#### [Element box records]
========================================================================

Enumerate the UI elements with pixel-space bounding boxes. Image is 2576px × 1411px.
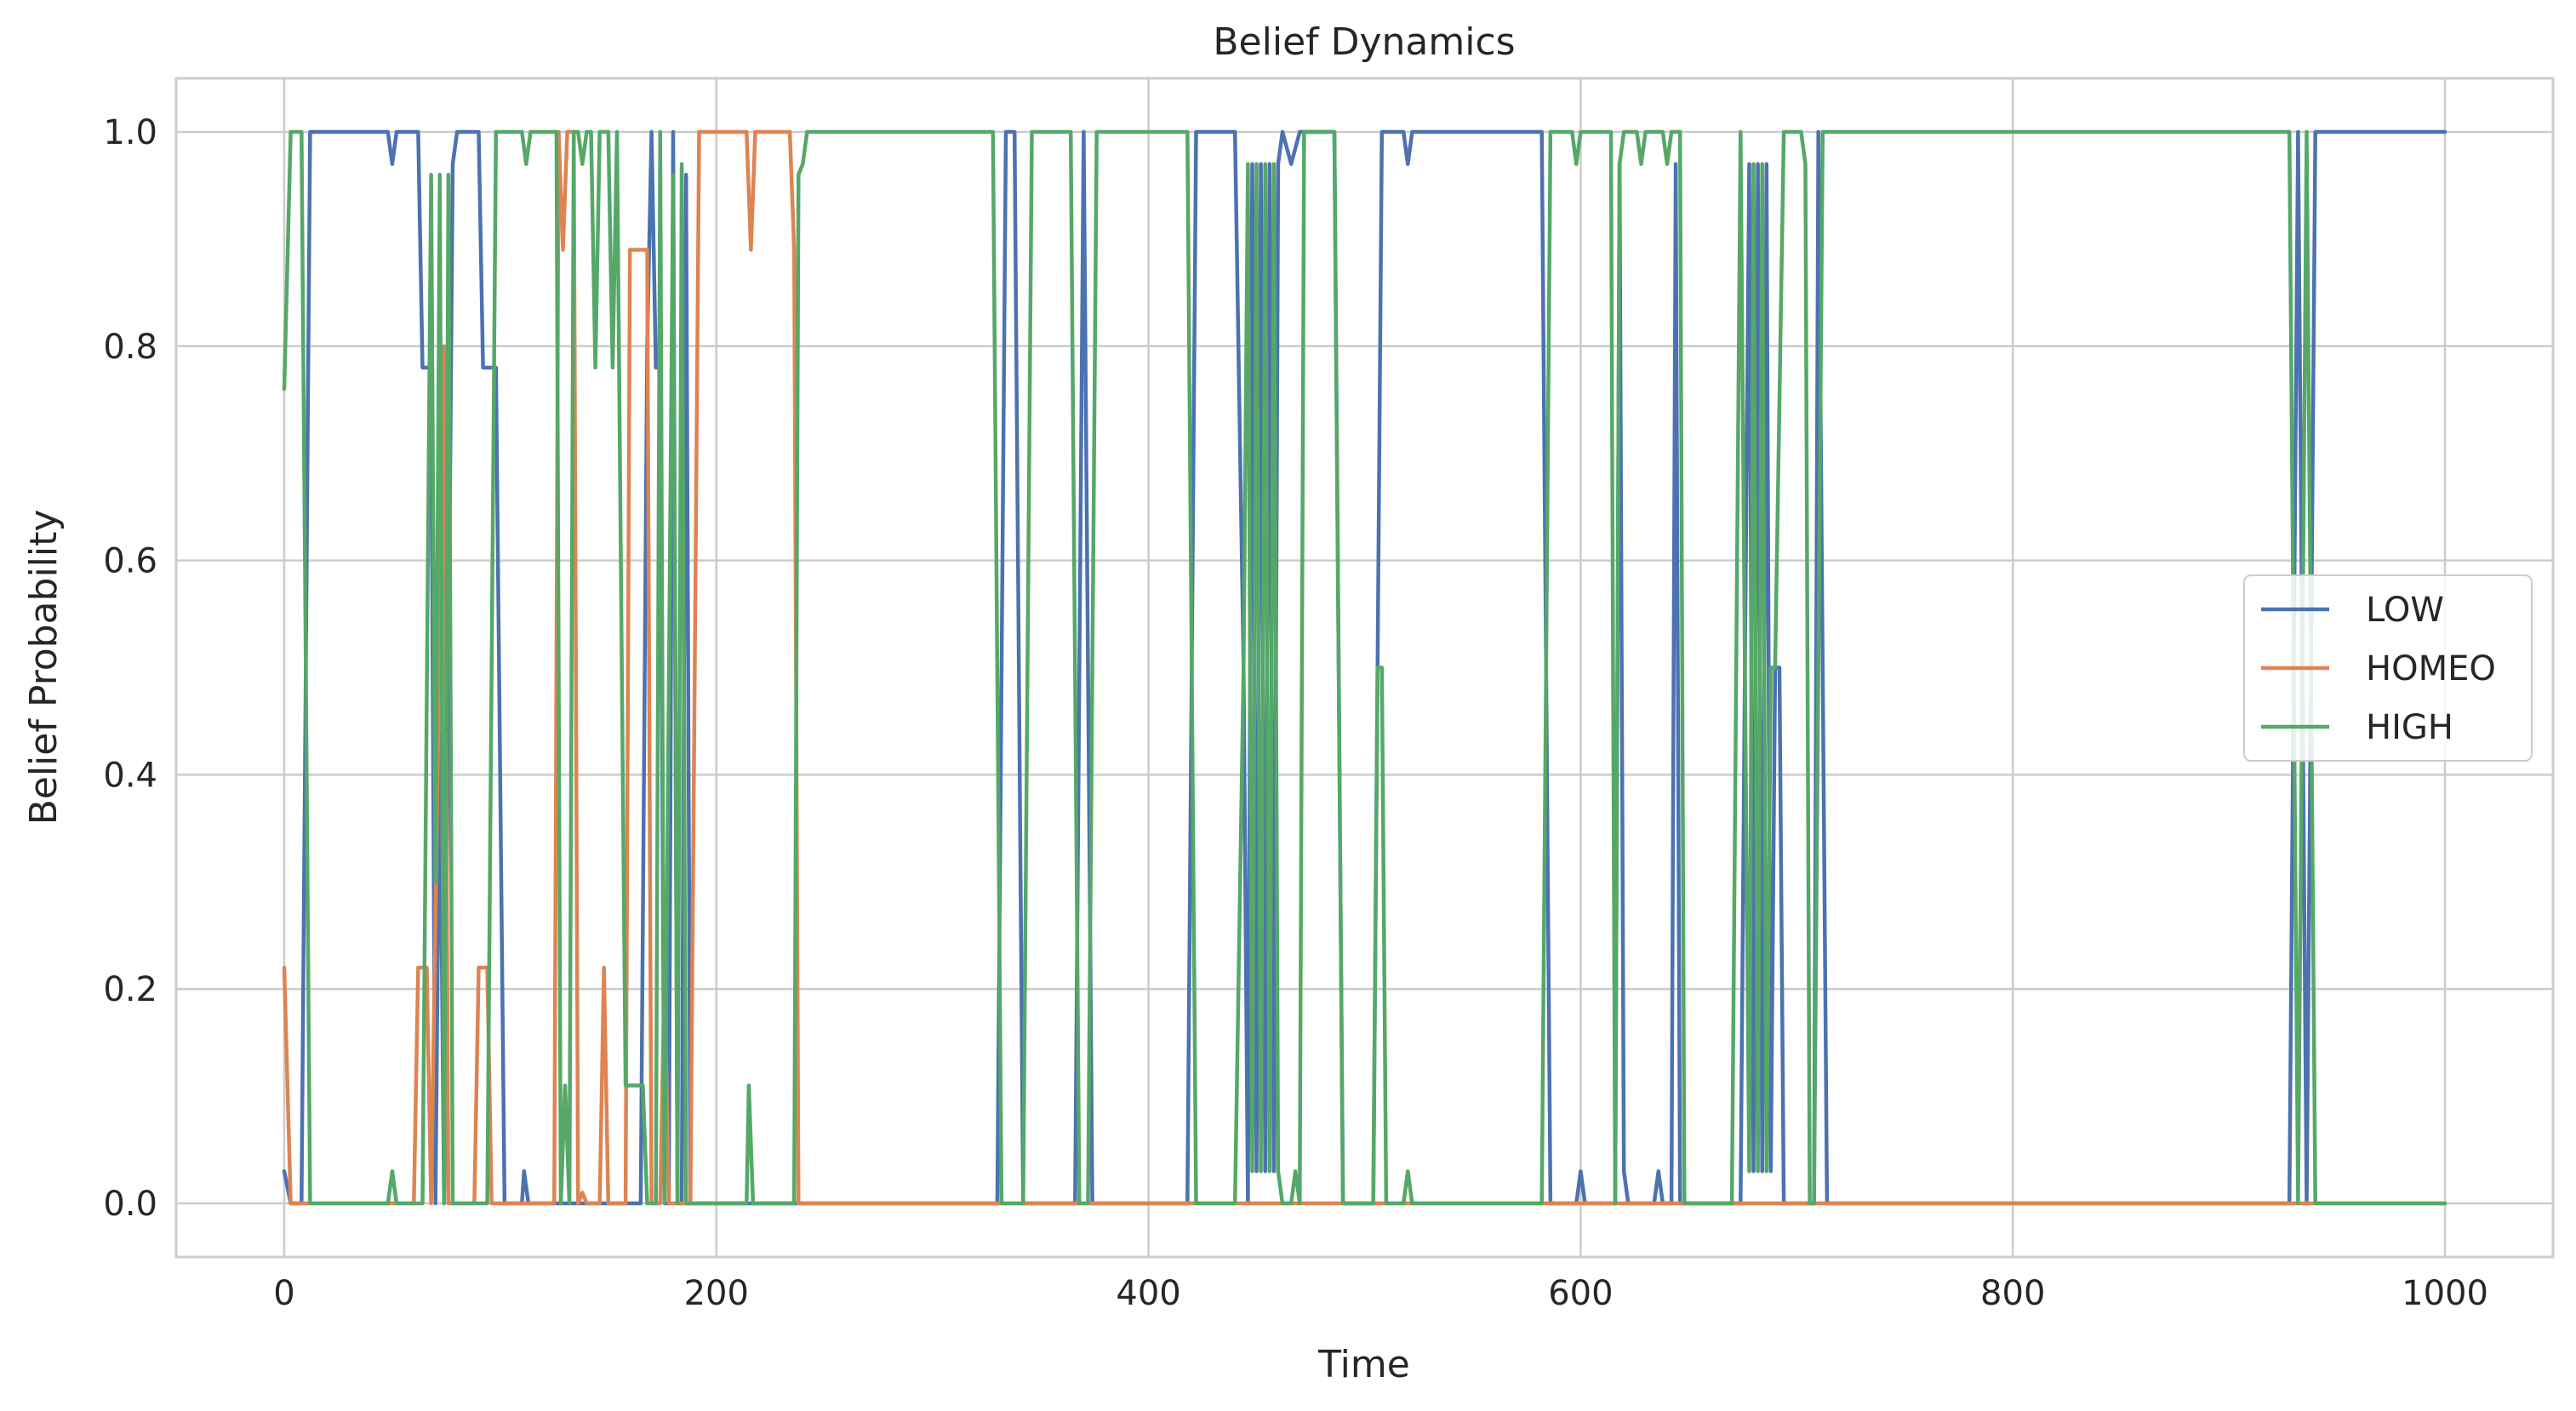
legend-box (2243, 574, 2533, 762)
x-tick-label: 400 (1116, 1274, 1180, 1313)
plot-area (176, 78, 2553, 1257)
legend-label-low: LOW (2366, 591, 2444, 630)
x-tick-label: 800 (1980, 1274, 2045, 1313)
y-tick-label: 0.4 (103, 756, 157, 795)
x-tick-label: 0 (273, 1274, 294, 1313)
y-tick-label: 0.8 (103, 328, 157, 367)
x-tick-label: 1000 (2402, 1274, 2488, 1313)
x-tick-label: 200 (684, 1274, 749, 1313)
plot-border (174, 77, 2555, 1259)
series-lines (282, 129, 2447, 1206)
chart-title: Belief Dynamics (1213, 20, 1515, 64)
x-tick-label: 600 (1548, 1274, 1613, 1313)
legend-label-high: HIGH (2366, 708, 2453, 747)
x-tick-labels: 0 200 400 600 800 1000 (273, 1274, 2488, 1313)
legend: LOW HOMEO HIGH (2243, 574, 2533, 762)
y-tick-label: 0.0 (103, 1185, 157, 1224)
series-line-high (282, 129, 2447, 1206)
y-tick-label: 1.0 (103, 113, 157, 152)
legend-label-homeo: HOMEO (2366, 649, 2496, 688)
y-tick-labels: 0.0 0.2 0.4 0.6 0.8 1.0 (103, 113, 157, 1224)
x-axis-title: Time (1317, 1343, 1410, 1386)
y-axis-title: Belief Probability (22, 510, 66, 825)
y-tick-label: 0.6 (103, 542, 157, 581)
legend-entries: LOW HOMEO HIGH (2261, 591, 2496, 747)
y-tick-label: 0.2 (103, 970, 157, 1009)
series-line-low (282, 129, 2447, 1206)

========================================================================

#### [What is being asked]
Can you retype the lines from the records, starting at the line that contains "legend-box (2243, 574, 2533, 762)" and stopping after the line that contains "x-tick-label: 1000 (2402, 1274, 2488, 1313)"?

#### [Final result]
legend-box (2243, 574, 2533, 762)
x-tick-label: 400 (1116, 1274, 1180, 1313)
plot-area (176, 78, 2553, 1257)
legend-label-low: LOW (2366, 591, 2444, 630)
x-tick-label: 800 (1980, 1274, 2045, 1313)
y-tick-label: 0.4 (103, 756, 157, 795)
x-tick-label: 0 (273, 1274, 294, 1313)
y-tick-label: 0.8 (103, 328, 157, 367)
x-tick-label: 1000 (2402, 1274, 2488, 1313)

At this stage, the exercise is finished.